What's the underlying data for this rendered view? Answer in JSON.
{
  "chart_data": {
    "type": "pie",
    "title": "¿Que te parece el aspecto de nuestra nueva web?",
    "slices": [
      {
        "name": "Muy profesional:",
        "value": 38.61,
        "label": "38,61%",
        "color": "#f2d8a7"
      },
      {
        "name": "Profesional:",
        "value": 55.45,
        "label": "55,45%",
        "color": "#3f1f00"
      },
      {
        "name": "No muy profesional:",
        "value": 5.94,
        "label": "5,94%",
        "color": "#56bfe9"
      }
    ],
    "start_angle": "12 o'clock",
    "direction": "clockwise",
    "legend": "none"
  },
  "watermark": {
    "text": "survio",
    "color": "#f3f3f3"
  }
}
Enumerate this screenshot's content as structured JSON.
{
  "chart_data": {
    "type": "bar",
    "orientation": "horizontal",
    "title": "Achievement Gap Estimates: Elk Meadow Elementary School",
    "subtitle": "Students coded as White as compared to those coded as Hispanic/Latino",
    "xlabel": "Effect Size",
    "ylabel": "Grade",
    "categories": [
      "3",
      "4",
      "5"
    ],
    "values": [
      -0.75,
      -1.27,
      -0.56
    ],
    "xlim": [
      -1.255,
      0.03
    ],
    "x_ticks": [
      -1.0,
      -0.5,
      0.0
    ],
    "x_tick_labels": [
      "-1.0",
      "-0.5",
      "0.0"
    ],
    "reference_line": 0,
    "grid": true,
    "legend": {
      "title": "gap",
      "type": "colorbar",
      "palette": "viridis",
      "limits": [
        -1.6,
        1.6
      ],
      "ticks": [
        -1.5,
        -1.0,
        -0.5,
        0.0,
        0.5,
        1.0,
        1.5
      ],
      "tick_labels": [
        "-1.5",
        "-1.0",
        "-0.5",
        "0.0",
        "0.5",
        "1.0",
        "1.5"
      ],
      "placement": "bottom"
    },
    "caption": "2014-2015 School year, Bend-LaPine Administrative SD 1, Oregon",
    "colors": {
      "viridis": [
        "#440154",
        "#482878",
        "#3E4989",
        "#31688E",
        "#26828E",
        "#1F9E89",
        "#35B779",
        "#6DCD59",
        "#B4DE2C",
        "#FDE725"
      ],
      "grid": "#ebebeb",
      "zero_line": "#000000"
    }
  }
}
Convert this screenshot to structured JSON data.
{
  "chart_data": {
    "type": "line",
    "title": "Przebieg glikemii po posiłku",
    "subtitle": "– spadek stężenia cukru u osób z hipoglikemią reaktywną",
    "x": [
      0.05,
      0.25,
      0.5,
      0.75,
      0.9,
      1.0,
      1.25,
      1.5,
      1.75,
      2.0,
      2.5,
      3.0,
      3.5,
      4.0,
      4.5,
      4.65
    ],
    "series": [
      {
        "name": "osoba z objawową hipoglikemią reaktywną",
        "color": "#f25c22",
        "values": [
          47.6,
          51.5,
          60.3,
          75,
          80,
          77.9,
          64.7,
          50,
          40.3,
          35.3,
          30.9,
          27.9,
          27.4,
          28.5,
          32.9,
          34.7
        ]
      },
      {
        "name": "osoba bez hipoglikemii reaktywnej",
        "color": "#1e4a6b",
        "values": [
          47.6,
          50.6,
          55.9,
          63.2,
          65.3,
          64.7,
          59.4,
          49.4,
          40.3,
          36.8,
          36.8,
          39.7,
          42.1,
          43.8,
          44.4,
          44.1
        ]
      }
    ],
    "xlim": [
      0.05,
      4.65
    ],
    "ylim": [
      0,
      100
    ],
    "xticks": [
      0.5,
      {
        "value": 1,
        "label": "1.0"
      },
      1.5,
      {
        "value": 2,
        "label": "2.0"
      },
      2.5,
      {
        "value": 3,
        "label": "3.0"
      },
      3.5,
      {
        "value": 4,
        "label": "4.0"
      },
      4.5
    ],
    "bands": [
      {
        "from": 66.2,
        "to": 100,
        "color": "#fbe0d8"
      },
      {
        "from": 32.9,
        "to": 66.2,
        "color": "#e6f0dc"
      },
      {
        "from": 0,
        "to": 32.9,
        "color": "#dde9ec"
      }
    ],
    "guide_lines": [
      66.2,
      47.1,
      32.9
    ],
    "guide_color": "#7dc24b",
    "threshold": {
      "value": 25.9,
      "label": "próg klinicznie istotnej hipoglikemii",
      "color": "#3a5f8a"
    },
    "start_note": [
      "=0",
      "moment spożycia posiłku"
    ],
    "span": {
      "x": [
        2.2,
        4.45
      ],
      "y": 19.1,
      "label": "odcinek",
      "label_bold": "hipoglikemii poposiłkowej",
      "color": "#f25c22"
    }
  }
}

- [Your task]: Reproduce the records above exactly as they appear.

- [Exercise answer]:
What's the underlying data for this rendered view? Answer in JSON.
{
  "chart_data": {
    "type": "pie",
    "title": "¿Que te parece el aspecto de nuestra nueva web?",
    "slices": [
      {
        "name": "Muy profesional:",
        "value": 38.61,
        "label": "38,61%",
        "color": "#f2d8a7"
      },
      {
        "name": "Profesional:",
        "value": 55.45,
        "label": "55,45%",
        "color": "#3f1f00"
      },
      {
        "name": "No muy profesional:",
        "value": 5.94,
        "label": "5,94%",
        "color": "#56bfe9"
      }
    ],
    "start_angle": "12 o'clock",
    "direction": "clockwise",
    "legend": "none"
  },
  "watermark": {
    "text": "survio",
    "color": "#f3f3f3"
  }
}
Enumerate this screenshot's content as structured JSON.
{
  "chart_data": {
    "type": "bar",
    "orientation": "horizontal",
    "title": "Achievement Gap Estimates: Elk Meadow Elementary School",
    "subtitle": "Students coded as White as compared to those coded as Hispanic/Latino",
    "xlabel": "Effect Size",
    "ylabel": "Grade",
    "categories": [
      "3",
      "4",
      "5"
    ],
    "values": [
      -0.75,
      -1.27,
      -0.56
    ],
    "xlim": [
      -1.255,
      0.03
    ],
    "x_ticks": [
      -1.0,
      -0.5,
      0.0
    ],
    "x_tick_labels": [
      "-1.0",
      "-0.5",
      "0.0"
    ],
    "reference_line": 0,
    "grid": true,
    "legend": {
      "title": "gap",
      "type": "colorbar",
      "palette": "viridis",
      "limits": [
        -1.6,
        1.6
      ],
      "ticks": [
        -1.5,
        -1.0,
        -0.5,
        0.0,
        0.5,
        1.0,
        1.5
      ],
      "tick_labels": [
        "-1.5",
        "-1.0",
        "-0.5",
        "0.0",
        "0.5",
        "1.0",
        "1.5"
      ],
      "placement": "bottom"
    },
    "caption": "2014-2015 School year, Bend-LaPine Administrative SD 1, Oregon",
    "colors": {
      "viridis": [
        "#440154",
        "#482878",
        "#3E4989",
        "#31688E",
        "#26828E",
        "#1F9E89",
        "#35B779",
        "#6DCD59",
        "#B4DE2C",
        "#FDE725"
      ],
      "grid": "#ebebeb",
      "zero_line": "#000000"
    }
  }
}
Convert this screenshot to structured JSON data.
{
  "chart_data": {
    "type": "line",
    "title": "Przebieg glikemii po posiłku",
    "subtitle": "– spadek stężenia cukru u osób z hipoglikemią reaktywną",
    "x": [
      0.05,
      0.25,
      0.5,
      0.75,
      0.9,
      1.0,
      1.25,
      1.5,
      1.75,
      2.0,
      2.5,
      3.0,
      3.5,
      4.0,
      4.5,
      4.65
    ],
    "series": [
      {
        "name": "osoba z objawową hipoglikemią reaktywną",
        "color": "#f25c22",
        "values": [
          47.6,
          51.5,
          60.3,
          75,
          80,
          77.9,
          64.7,
          50,
          40.3,
          35.3,
          30.9,
          27.9,
          27.4,
          28.5,
          32.9,
          34.7
        ]
      },
      {
        "name": "osoba bez hipoglikemii reaktywnej",
        "color": "#1e4a6b",
        "values": [
          47.6,
          50.6,
          55.9,
          63.2,
          65.3,
          64.7,
          59.4,
          49.4,
          40.3,
          36.8,
          36.8,
          39.7,
          42.1,
          43.8,
          44.4,
          44.1
        ]
      }
    ],
    "xlim": [
      0.05,
      4.65
    ],
    "ylim": [
      0,
      100
    ],
    "xticks": [
      0.5,
      {
        "value": 1,
        "label": "1.0"
      },
      1.5,
      {
        "value": 2,
        "label": "2.0"
      },
      2.5,
      {
        "value": 3,
        "label": "3.0"
      },
      3.5,
      {
        "value": 4,
        "label": "4.0"
      },
      4.5
    ],
    "bands": [
      {
        "from": 66.2,
        "to": 100,
        "color": "#fbe0d8"
      },
      {
        "from": 32.9,
        "to": 66.2,
        "color": "#e6f0dc"
      },
      {
        "from": 0,
        "to": 32.9,
        "color": "#dde9ec"
      }
    ],
    "guide_lines": [
      66.2,
      47.1,
      32.9
    ],
    "guide_color": "#7dc24b",
    "threshold": {
      "value": 25.9,
      "label": "próg klinicznie istotnej hipoglikemii",
      "color": "#3a5f8a"
    },
    "start_note": [
      "=0",
      "moment spożycia posiłku"
    ],
    "span": {
      "x": [
        2.2,
        4.45
      ],
      "y": 19.1,
      "label": "odcinek",
      "label_bold": "hipoglikemii poposiłkowej",
      "color": "#f25c22"
    }
  }
}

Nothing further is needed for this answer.